[Region annotation records]
— Start —
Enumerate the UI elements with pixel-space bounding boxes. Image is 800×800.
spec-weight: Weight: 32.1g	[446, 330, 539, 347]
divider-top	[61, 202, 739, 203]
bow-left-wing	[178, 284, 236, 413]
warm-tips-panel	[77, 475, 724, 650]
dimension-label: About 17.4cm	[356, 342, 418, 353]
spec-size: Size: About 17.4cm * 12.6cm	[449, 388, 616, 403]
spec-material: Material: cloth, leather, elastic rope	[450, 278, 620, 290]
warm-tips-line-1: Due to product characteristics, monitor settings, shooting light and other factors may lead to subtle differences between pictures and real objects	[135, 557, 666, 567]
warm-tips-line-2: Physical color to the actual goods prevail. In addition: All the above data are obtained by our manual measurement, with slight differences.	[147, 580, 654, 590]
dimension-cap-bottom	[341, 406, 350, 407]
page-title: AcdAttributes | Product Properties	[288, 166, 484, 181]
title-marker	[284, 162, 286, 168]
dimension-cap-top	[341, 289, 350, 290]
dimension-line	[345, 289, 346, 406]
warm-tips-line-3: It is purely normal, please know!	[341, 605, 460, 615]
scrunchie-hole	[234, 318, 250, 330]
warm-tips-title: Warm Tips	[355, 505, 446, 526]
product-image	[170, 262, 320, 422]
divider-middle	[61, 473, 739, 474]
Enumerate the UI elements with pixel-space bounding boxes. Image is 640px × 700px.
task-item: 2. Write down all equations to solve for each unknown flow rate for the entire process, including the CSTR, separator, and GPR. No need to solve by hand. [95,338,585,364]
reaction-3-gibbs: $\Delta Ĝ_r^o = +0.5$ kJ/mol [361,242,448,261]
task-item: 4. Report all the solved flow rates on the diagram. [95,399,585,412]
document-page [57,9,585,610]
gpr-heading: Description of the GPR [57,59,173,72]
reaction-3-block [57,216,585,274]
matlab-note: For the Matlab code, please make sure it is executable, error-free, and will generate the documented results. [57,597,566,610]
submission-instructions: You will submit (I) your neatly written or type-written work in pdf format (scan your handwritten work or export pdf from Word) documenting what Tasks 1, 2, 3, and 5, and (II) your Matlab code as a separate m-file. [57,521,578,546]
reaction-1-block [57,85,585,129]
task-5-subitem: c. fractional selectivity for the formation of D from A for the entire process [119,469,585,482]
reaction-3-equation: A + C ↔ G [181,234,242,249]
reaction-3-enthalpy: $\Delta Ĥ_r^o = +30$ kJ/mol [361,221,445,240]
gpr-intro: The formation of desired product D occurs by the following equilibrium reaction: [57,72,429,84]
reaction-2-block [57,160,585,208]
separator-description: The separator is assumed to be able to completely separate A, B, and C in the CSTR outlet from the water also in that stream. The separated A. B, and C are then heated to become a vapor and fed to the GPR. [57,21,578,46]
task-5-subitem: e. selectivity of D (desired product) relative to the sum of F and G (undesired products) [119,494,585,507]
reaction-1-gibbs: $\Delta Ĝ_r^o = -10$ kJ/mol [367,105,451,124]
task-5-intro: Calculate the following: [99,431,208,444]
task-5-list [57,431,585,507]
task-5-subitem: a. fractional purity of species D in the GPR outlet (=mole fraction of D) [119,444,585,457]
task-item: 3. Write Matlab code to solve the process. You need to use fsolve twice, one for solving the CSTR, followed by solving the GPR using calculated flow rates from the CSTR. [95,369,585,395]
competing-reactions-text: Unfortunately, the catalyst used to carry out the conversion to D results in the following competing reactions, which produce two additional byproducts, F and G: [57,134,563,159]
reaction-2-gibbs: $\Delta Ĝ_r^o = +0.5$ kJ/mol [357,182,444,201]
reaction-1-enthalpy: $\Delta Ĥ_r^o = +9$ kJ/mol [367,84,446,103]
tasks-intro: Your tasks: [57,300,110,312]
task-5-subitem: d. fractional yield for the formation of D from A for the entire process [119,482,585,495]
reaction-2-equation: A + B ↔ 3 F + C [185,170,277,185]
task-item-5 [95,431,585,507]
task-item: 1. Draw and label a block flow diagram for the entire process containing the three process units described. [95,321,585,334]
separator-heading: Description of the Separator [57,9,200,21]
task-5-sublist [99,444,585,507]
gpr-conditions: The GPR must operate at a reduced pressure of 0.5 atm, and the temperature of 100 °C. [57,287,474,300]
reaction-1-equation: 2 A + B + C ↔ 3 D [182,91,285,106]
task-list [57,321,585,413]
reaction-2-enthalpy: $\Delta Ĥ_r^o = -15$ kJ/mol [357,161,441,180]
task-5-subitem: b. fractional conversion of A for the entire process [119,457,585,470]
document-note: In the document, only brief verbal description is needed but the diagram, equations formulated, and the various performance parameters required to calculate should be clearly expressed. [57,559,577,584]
— End —
- _Objective_
Format every line of the entries above as a JSON list of strings, one string per line, leaving out any blank lines.

- _Answer in full_
[
  "Enumerate the UI elements with pixel-space bounding boxes. Image is 800×800.",
  "spec-weight: Weight: 32.1g\t[446, 330, 539, 347]",
  "divider-top\t[61, 202, 739, 203]",
  "bow-left-wing\t[178, 284, 236, 413]",
  "warm-tips-panel\t[77, 475, 724, 650]",
  "dimension-label: About 17.4cm\t[356, 342, 418, 353]",
  "spec-size: Size: About 17.4cm * 12.6cm\t[449, 388, 616, 403]",
  "spec-material: Material: cloth, leather, elastic rope\t[450, 278, 620, 290]",
  "warm-tips-line-1: Due to product characteristics, monitor settings, shooting light and other factors may lead to subtle differences between pictures and real objects\t[135, 557, 666, 567]",
  "warm-tips-line-2: Physical color to the actual goods prevail. In addition: All the above data are obtained by our manual measurement, with slight differences.\t[147, 580, 654, 590]",
  "dimension-cap-bottom\t[341, 406, 350, 407]",
  "page-title: AcdAttributes | Product Properties\t[288, 166, 484, 181]",
  "title-marker\t[284, 162, 286, 168]",
  "dimension-cap-top\t[341, 289, 350, 290]",
  "dimension-line\t[345, 289, 346, 406]",
  "warm-tips-line-3: It is purely normal, please know!\t[341, 605, 460, 615]",
  "scrunchie-hole\t[234, 318, 250, 330]",
  "warm-tips-title: Warm Tips\t[355, 505, 446, 526]",
  "product-image\t[170, 262, 320, 422]",
  "divider-middle\t[61, 473, 739, 474]",
  "Enumerate the UI elements with pixel-space bounding boxes. Image is 640px × 700px.",
  "task-item: 2. Write down all equations to solve for each unknown flow rate for the entire process, including the CSTR, separator, and GPR. No need to solve by hand. [95,338,585,364]",
  "reaction-3-gibbs: $\\Delta Ĝ_r^o = +0.5$ kJ/mol [361,242,448,261]",
  "task-item: 4. Report all the solved flow rates on the diagram. [95,399,585,412]",
  "document-page [57,9,585,610]",
  "gpr-heading: Description of the GPR [57,59,173,72]",
  "reaction-3-block [57,216,585,274]",
  "matlab-note: For the Matlab code, please make sure it is executable, error-free, and will generate the documented results. [57,597,566,610]",
  "submission-instructions: You will submit (I) your neatly written or type-written work in pdf format (scan your handwritten work or export pdf from Word) documenting what Tasks 1, 2, 3, and 5, and (II) your Matlab code as a separate m-file. [57,521,578,546]",
  "reaction-1-block [57,85,585,129]",
  "task-5-subitem: c. fractional selectivity for the formation of D from A for the entire process [119,469,585,482]",
  "reaction-3-equation: A + C ↔ G [181,234,242,249]",
  "reaction-3-enthalpy: $\\Delta Ĥ_r^o = +30$ kJ/mol [361,221,445,240]",
  "gpr-intro: The formation of desired product D occurs by the following equilibrium reaction: [57,72,429,84]",
  "reaction-2-block [57,160,585,208]",
  "separator-description: The separator is assumed to be able to completely separate A, B, and C in the CSTR outlet from the water also in that stream. The separated A. B, and C are then heated to become a vapor and fed to the GPR. [57,21,578,46]",
  "task-5-subitem: e. selectivity of D (desired product) relative to the sum of F and G (undesired products) [119,494,585,507]",
  "reaction-1-gibbs: $\\Delta Ĝ_r^o = -10$ kJ/mol [367,105,451,124]",
  "task-5-intro: Calculate the following: [99,431,208,444]",
  "task-5-list [57,431,585,507]",
  "task-5-subitem: a. fractional purity of species D in the GPR outlet (=mole fraction of D) [119,444,585,457]",
  "task-item: 3. Write Matlab code to solve the process. You need to use fsolve twice, one for solving the CSTR, followed by solving the GPR using calculated flow rates from the CSTR. [95,369,585,395]",
  "competing-reactions-text: Unfortunately, the catalyst used to carry out the conversion to D results in the following competing reactions, which produce two additional byproducts, F and G: [57,134,563,159]",
  "reaction-2-gibbs: $\\Delta Ĝ_r^o = +0.5$ kJ/mol [357,182,444,201]",
  "reaction-1-enthalpy: $\\Delta Ĥ_r^o = +9$ kJ/mol [367,84,446,103]",
  "tasks-intro: Your tasks: [57,300,110,312]",
  "task-5-subitem: d. fractional yield for the formation of D from A for the entire process [119,482,585,495]",
  "reaction-2-equation: A + B ↔ 3 F + C [185,170,277,185]",
  "task-item-5 [95,431,585,507]",
  "task-item: 1. Draw and label a block flow diagram for the entire process containing the three process units described. [95,321,585,334]",
  "separator-heading: Description of the Separator [57,9,200,21]",
  "task-5-sublist [99,444,585,507]",
  "gpr-conditions: The GPR must operate at a reduced pressure of 0.5 atm, and the temperature of 100 °C. [57,287,474,300]",
  "reaction-1-equation: 2 A + B + C ↔ 3 D [182,91,285,106]",
  "task-list [57,321,585,413]",
  "reaction-2-enthalpy: $\\Delta Ĥ_r^o = -15$ kJ/mol [357,161,441,180]",
  "task-5-subitem: b. fractional conversion of A for the entire process [119,457,585,470]",
  "document-note: In the document, only brief verbal description is needed but the diagram, equations formulated, and the various performance parameters required to calculate should be clearly expressed. [57,559,577,584]"
]